What you are asked to do: Report how many lines in the listing below include the word "JSON". Write nothing besides the number.

Entries supplied:
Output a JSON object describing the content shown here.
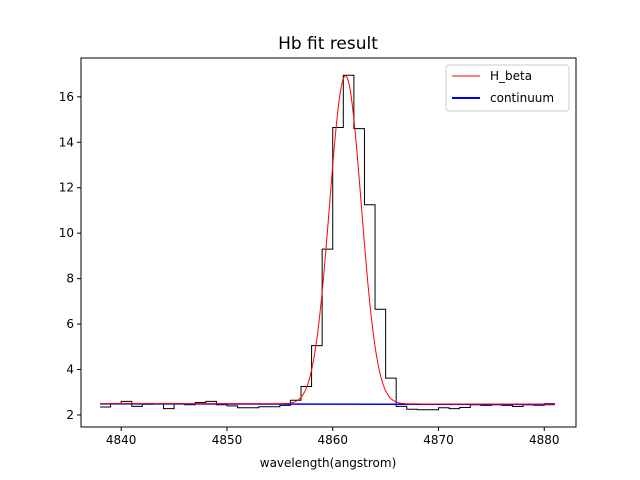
{
  "chart_data": {
    "type": "line",
    "title": "Hb fit result",
    "xlabel": "wavelength(angstrom)",
    "ylabel": "",
    "xlim": [
      4836.2,
      4883.0
    ],
    "ylim": [
      1.47,
      17.71
    ],
    "xticks": [
      4840,
      4850,
      4860,
      4870,
      4880
    ],
    "yticks": [
      2,
      4,
      6,
      8,
      10,
      12,
      14,
      16
    ],
    "grid": false,
    "legend_position": "top-right",
    "data_step": {
      "name": "",
      "color": "#000000",
      "edges": [
        4838.0,
        4839.0,
        4840.0,
        4841.0,
        4842.0,
        4843.0,
        4844.0,
        4845.0,
        4846.0,
        4847.0,
        4848.0,
        4849.0,
        4850.0,
        4851.0,
        4852.0,
        4853.0,
        4854.0,
        4855.0,
        4856.0,
        4857.0,
        4858.0,
        4859.0,
        4860.0,
        4861.0,
        4862.0,
        4863.0,
        4864.0,
        4865.0,
        4866.0,
        4867.0,
        4868.0,
        4869.0,
        4870.0,
        4871.0,
        4872.0,
        4873.0,
        4874.0,
        4875.0,
        4876.0,
        4877.0,
        4878.0,
        4879.0,
        4880.0,
        4881.0
      ],
      "values": [
        2.35,
        2.5,
        2.6,
        2.38,
        2.47,
        2.48,
        2.28,
        2.5,
        2.45,
        2.55,
        2.6,
        2.45,
        2.4,
        2.32,
        2.32,
        2.36,
        2.36,
        2.42,
        2.65,
        3.25,
        5.05,
        9.3,
        14.65,
        16.95,
        14.6,
        11.25,
        6.65,
        3.62,
        2.38,
        2.25,
        2.23,
        2.23,
        2.32,
        2.28,
        2.33,
        2.45,
        2.42,
        2.45,
        2.42,
        2.37,
        2.45,
        2.43,
        2.5
      ]
    },
    "series": [
      {
        "name": "H_beta",
        "color": "#ff0000",
        "model": "gaussian",
        "amplitude": 14.45,
        "center": 4861.2,
        "sigma": 1.5,
        "baseline": 2.5,
        "baseline_slope": -0.0005,
        "x_range": [
          4838.0,
          4881.0
        ]
      },
      {
        "name": "continuum",
        "color": "#0000ff",
        "x": [
          4838.0,
          4881.0
        ],
        "values": [
          2.49,
          2.46
        ]
      }
    ]
  }
}
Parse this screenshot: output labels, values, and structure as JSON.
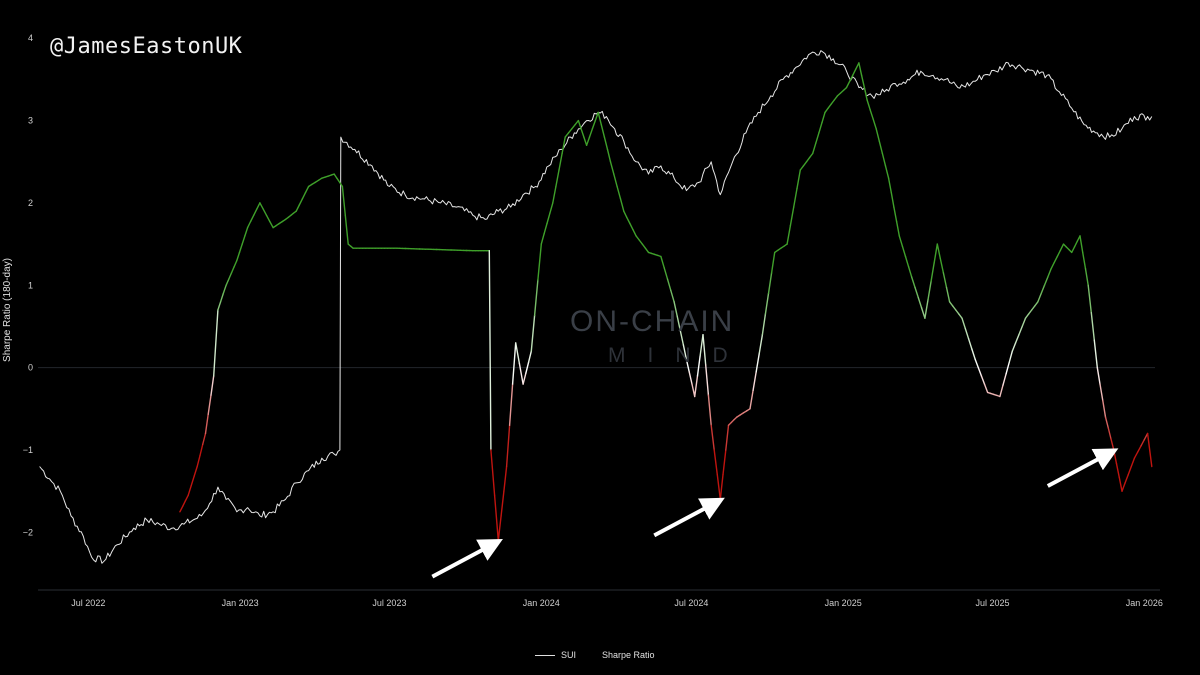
{
  "watermark": {
    "handle": "@JamesEastonUK",
    "brand_title": "ON-CHAIN",
    "brand_subtitle": "MIND"
  },
  "chart_data": {
    "type": "line",
    "title": "",
    "xlabel": "",
    "ylabel": "Sharpe Ratio (180-day)",
    "ylim": [
      -2.7,
      4.1
    ],
    "y_ticks": [
      4,
      3,
      2,
      1,
      0,
      -1,
      -2
    ],
    "x_ticks": [
      "Jul 2022",
      "Jan 2023",
      "Jul 2023",
      "Jan 2024",
      "Jul 2024",
      "Jan 2025",
      "Jul 2025",
      "Jan 2026"
    ],
    "grid": false,
    "legend_position": "bottom",
    "colors": {
      "background": "#000000",
      "sui": "#e6e6e6",
      "positive": "#3fa02a",
      "neutral": "#ffffff",
      "negative": "#c0140f",
      "arrow": "#ffffff"
    },
    "series": [
      {
        "name": "SUI",
        "x": [
          "2022-05-03",
          "2022-05-15",
          "2022-05-28",
          "2022-06-10",
          "2022-06-25",
          "2022-07-05",
          "2022-07-20",
          "2022-08-05",
          "2022-08-25",
          "2022-09-10",
          "2022-09-25",
          "2022-10-10",
          "2022-10-25",
          "2022-11-05",
          "2022-11-15",
          "2022-11-25",
          "2022-12-05",
          "2022-12-15",
          "2022-12-28",
          "2023-01-10",
          "2023-01-25",
          "2023-02-10",
          "2023-02-25",
          "2023-03-10",
          "2023-03-25",
          "2023-04-10",
          "2023-04-25",
          "2023-05-02",
          "2023-05-03",
          "2023-05-20",
          "2023-06-10",
          "2023-07-01",
          "2023-07-20",
          "2023-08-10",
          "2023-09-01",
          "2023-09-20",
          "2023-10-10",
          "2023-10-25",
          "2023-11-10",
          "2023-11-25",
          "2023-12-10",
          "2023-12-25",
          "2024-01-10",
          "2024-01-25",
          "2024-02-10",
          "2024-02-25",
          "2024-03-10",
          "2024-03-20",
          "2024-03-30",
          "2024-04-10",
          "2024-04-25",
          "2024-05-10",
          "2024-05-25",
          "2024-06-10",
          "2024-06-25",
          "2024-07-10",
          "2024-07-25",
          "2024-08-05",
          "2024-08-20",
          "2024-09-05",
          "2024-09-20",
          "2024-10-05",
          "2024-10-20",
          "2024-11-05",
          "2024-11-20",
          "2024-12-05",
          "2024-12-20",
          "2025-01-05",
          "2025-01-20",
          "2025-02-05",
          "2025-02-20",
          "2025-03-05",
          "2025-03-20",
          "2025-04-05",
          "2025-04-20",
          "2025-05-05",
          "2025-05-20",
          "2025-06-05",
          "2025-06-20",
          "2025-07-05",
          "2025-07-20",
          "2025-08-05",
          "2025-08-20",
          "2025-09-05",
          "2025-09-20",
          "2025-10-05",
          "2025-10-20",
          "2025-11-05",
          "2025-11-20",
          "2025-12-05",
          "2025-12-20",
          "2026-01-05",
          "2026-01-10"
        ],
        "values": [
          -1.2,
          -1.35,
          -1.5,
          -1.8,
          -2.05,
          -2.3,
          -2.35,
          -2.15,
          -1.95,
          -1.85,
          -1.9,
          -1.95,
          -1.9,
          -1.85,
          -1.8,
          -1.65,
          -1.45,
          -1.6,
          -1.75,
          -1.7,
          -1.8,
          -1.75,
          -1.6,
          -1.4,
          -1.25,
          -1.1,
          -1.05,
          -1.0,
          2.8,
          2.65,
          2.45,
          2.2,
          2.1,
          2.05,
          2.0,
          1.95,
          1.85,
          1.8,
          1.9,
          1.95,
          2.1,
          2.2,
          2.45,
          2.65,
          2.85,
          3.0,
          3.1,
          3.05,
          2.9,
          2.75,
          2.5,
          2.35,
          2.45,
          2.3,
          2.15,
          2.25,
          2.5,
          2.1,
          2.5,
          2.85,
          3.1,
          3.3,
          3.5,
          3.65,
          3.8,
          3.85,
          3.75,
          3.6,
          3.4,
          3.3,
          3.35,
          3.45,
          3.5,
          3.6,
          3.55,
          3.5,
          3.4,
          3.45,
          3.55,
          3.6,
          3.7,
          3.65,
          3.6,
          3.55,
          3.35,
          3.15,
          2.95,
          2.85,
          2.8,
          2.9,
          3.05,
          3.05,
          3.05
        ]
      },
      {
        "name": "Sharpe Ratio",
        "x": [
          "2022-10-20",
          "2022-10-30",
          "2022-11-10",
          "2022-11-20",
          "2022-11-30",
          "2022-12-05",
          "2022-12-15",
          "2022-12-28",
          "2023-01-10",
          "2023-01-25",
          "2023-02-10",
          "2023-02-25",
          "2023-03-10",
          "2023-03-25",
          "2023-04-10",
          "2023-04-25",
          "2023-05-05",
          "2023-05-12",
          "2023-05-18",
          "2023-06-10",
          "2023-07-10",
          "2023-08-10",
          "2023-09-10",
          "2023-10-10",
          "2023-10-30",
          "2023-11-01",
          "2023-11-10",
          "2023-11-20",
          "2023-12-01",
          "2023-12-10",
          "2023-12-20",
          "2024-01-01",
          "2024-01-15",
          "2024-01-30",
          "2024-02-15",
          "2024-02-25",
          "2024-03-10",
          "2024-03-25",
          "2024-04-10",
          "2024-04-25",
          "2024-05-10",
          "2024-05-25",
          "2024-06-10",
          "2024-06-25",
          "2024-07-05",
          "2024-07-15",
          "2024-07-25",
          "2024-08-05",
          "2024-08-15",
          "2024-08-25",
          "2024-09-10",
          "2024-09-25",
          "2024-10-10",
          "2024-10-25",
          "2024-11-10",
          "2024-11-25",
          "2024-12-10",
          "2024-12-25",
          "2025-01-05",
          "2025-01-20",
          "2025-01-30",
          "2025-02-10",
          "2025-02-25",
          "2025-03-10",
          "2025-03-25",
          "2025-04-10",
          "2025-04-25",
          "2025-05-10",
          "2025-05-25",
          "2025-06-10",
          "2025-06-25",
          "2025-07-10",
          "2025-07-25",
          "2025-08-10",
          "2025-08-25",
          "2025-09-10",
          "2025-09-25",
          "2025-10-05",
          "2025-10-15",
          "2025-10-25",
          "2025-11-05",
          "2025-11-15",
          "2025-11-25",
          "2025-12-05",
          "2025-12-20",
          "2026-01-05",
          "2026-01-10"
        ],
        "values": [
          -1.75,
          -1.55,
          -1.2,
          -0.8,
          -0.1,
          0.7,
          1.0,
          1.3,
          1.7,
          2.0,
          1.7,
          1.8,
          1.9,
          2.2,
          2.3,
          2.35,
          2.2,
          1.5,
          1.45,
          1.45,
          1.45,
          1.44,
          1.43,
          1.42,
          1.42,
          -1.0,
          -2.1,
          -1.2,
          0.3,
          -0.2,
          0.2,
          1.5,
          2.0,
          2.8,
          3.0,
          2.7,
          3.1,
          2.5,
          1.9,
          1.6,
          1.4,
          1.35,
          0.8,
          0.1,
          -0.35,
          0.4,
          -0.7,
          -1.6,
          -0.7,
          -0.6,
          -0.5,
          0.4,
          1.4,
          1.5,
          2.4,
          2.6,
          3.1,
          3.3,
          3.4,
          3.7,
          3.25,
          2.9,
          2.3,
          1.6,
          1.1,
          0.6,
          1.5,
          0.8,
          0.6,
          0.1,
          -0.3,
          -0.35,
          0.2,
          0.6,
          0.8,
          1.2,
          1.5,
          1.4,
          1.6,
          1.0,
          0.0,
          -0.6,
          -1.0,
          -1.5,
          -1.1,
          -0.8,
          -1.2
        ]
      }
    ],
    "annotations": [
      {
        "type": "arrow",
        "points_to": "2023-11-10"
      },
      {
        "type": "arrow",
        "points_to": "2024-08-05"
      },
      {
        "type": "arrow",
        "points_to": "2025-11-25"
      }
    ]
  }
}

Correct output: 2